_The request_: Please return the full listing below without altering anything.

Extracted data entries:
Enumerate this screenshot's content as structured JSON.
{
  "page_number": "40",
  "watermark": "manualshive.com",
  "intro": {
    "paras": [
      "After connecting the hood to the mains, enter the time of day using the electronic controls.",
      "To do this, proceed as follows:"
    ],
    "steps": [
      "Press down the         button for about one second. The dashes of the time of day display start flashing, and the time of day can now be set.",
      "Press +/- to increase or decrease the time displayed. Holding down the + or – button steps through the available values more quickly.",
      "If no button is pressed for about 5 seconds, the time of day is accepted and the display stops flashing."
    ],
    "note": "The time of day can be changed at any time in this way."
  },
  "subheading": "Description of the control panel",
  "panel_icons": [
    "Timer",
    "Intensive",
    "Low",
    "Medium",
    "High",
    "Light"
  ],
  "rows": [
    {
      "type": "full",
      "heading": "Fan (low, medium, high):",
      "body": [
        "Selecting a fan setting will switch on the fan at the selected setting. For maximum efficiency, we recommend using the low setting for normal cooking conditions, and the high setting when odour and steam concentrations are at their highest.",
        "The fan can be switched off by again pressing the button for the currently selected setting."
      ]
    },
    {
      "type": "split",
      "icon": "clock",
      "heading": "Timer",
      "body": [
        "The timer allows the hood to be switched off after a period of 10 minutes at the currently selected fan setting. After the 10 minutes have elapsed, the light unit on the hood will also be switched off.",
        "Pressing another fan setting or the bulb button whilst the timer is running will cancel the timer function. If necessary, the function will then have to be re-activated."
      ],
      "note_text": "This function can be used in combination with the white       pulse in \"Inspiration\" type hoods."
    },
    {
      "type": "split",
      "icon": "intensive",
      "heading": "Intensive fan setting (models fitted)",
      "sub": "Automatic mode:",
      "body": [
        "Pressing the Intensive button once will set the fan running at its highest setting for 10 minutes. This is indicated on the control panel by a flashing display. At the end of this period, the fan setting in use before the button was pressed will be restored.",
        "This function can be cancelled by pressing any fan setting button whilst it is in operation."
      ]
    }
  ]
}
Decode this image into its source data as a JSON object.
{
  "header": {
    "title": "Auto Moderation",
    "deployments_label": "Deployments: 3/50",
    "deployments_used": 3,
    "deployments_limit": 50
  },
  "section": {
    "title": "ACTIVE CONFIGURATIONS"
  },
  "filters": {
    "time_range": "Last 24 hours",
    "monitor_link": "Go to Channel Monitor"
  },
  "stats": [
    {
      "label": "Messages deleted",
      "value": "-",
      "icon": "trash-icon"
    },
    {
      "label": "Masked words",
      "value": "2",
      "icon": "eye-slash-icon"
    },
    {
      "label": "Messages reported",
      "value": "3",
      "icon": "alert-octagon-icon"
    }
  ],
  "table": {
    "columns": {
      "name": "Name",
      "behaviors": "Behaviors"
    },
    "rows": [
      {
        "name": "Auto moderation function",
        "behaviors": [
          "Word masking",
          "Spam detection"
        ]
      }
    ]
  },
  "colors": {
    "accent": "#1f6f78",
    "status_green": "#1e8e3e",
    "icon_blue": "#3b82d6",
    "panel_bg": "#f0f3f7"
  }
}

_Answer to the exercise_:
Enumerate this screenshot's content as structured JSON.
{
  "page_number": "40",
  "watermark": "manualshive.com",
  "intro": {
    "paras": [
      "After connecting the hood to the mains, enter the time of day using the electronic controls.",
      "To do this, proceed as follows:"
    ],
    "steps": [
      "Press down the         button for about one second. The dashes of the time of day display start flashing, and the time of day can now be set.",
      "Press +/- to increase or decrease the time displayed. Holding down the + or – button steps through the available values more quickly.",
      "If no button is pressed for about 5 seconds, the time of day is accepted and the display stops flashing."
    ],
    "note": "The time of day can be changed at any time in this way."
  },
  "subheading": "Description of the control panel",
  "panel_icons": [
    "Timer",
    "Intensive",
    "Low",
    "Medium",
    "High",
    "Light"
  ],
  "rows": [
    {
      "type": "full",
      "heading": "Fan (low, medium, high):",
      "body": [
        "Selecting a fan setting will switch on the fan at the selected setting. For maximum efficiency, we recommend using the low setting for normal cooking conditions, and the high setting when odour and steam concentrations are at their highest.",
        "The fan can be switched off by again pressing the button for the currently selected setting."
      ]
    },
    {
      "type": "split",
      "icon": "clock",
      "heading": "Timer",
      "body": [
        "The timer allows the hood to be switched off after a period of 10 minutes at the currently selected fan setting. After the 10 minutes have elapsed, the light unit on the hood will also be switched off.",
        "Pressing another fan setting or the bulb button whilst the timer is running will cancel the timer function. If necessary, the function will then have to be re-activated."
      ],
      "note_text": "This function can be used in combination with the white       pulse in \"Inspiration\" type hoods."
    },
    {
      "type": "split",
      "icon": "intensive",
      "heading": "Intensive fan setting (models fitted)",
      "sub": "Automatic mode:",
      "body": [
        "Pressing the Intensive button once will set the fan running at its highest setting for 10 minutes. This is indicated on the control panel by a flashing display. At the end of this period, the fan setting in use before the button was pressed will be restored.",
        "This function can be cancelled by pressing any fan setting button whilst it is in operation."
      ]
    }
  ]
}
Decode this image into its source data as a JSON object.
{
  "header": {
    "title": "Auto Moderation",
    "deployments_label": "Deployments: 3/50",
    "deployments_used": 3,
    "deployments_limit": 50
  },
  "section": {
    "title": "ACTIVE CONFIGURATIONS"
  },
  "filters": {
    "time_range": "Last 24 hours",
    "monitor_link": "Go to Channel Monitor"
  },
  "stats": [
    {
      "label": "Messages deleted",
      "value": "-",
      "icon": "trash-icon"
    },
    {
      "label": "Masked words",
      "value": "2",
      "icon": "eye-slash-icon"
    },
    {
      "label": "Messages reported",
      "value": "3",
      "icon": "alert-octagon-icon"
    }
  ],
  "table": {
    "columns": {
      "name": "Name",
      "behaviors": "Behaviors"
    },
    "rows": [
      {
        "name": "Auto moderation function",
        "behaviors": [
          "Word masking",
          "Spam detection"
        ]
      }
    ]
  },
  "colors": {
    "accent": "#1f6f78",
    "status_green": "#1e8e3e",
    "icon_blue": "#3b82d6",
    "panel_bg": "#f0f3f7"
  }
}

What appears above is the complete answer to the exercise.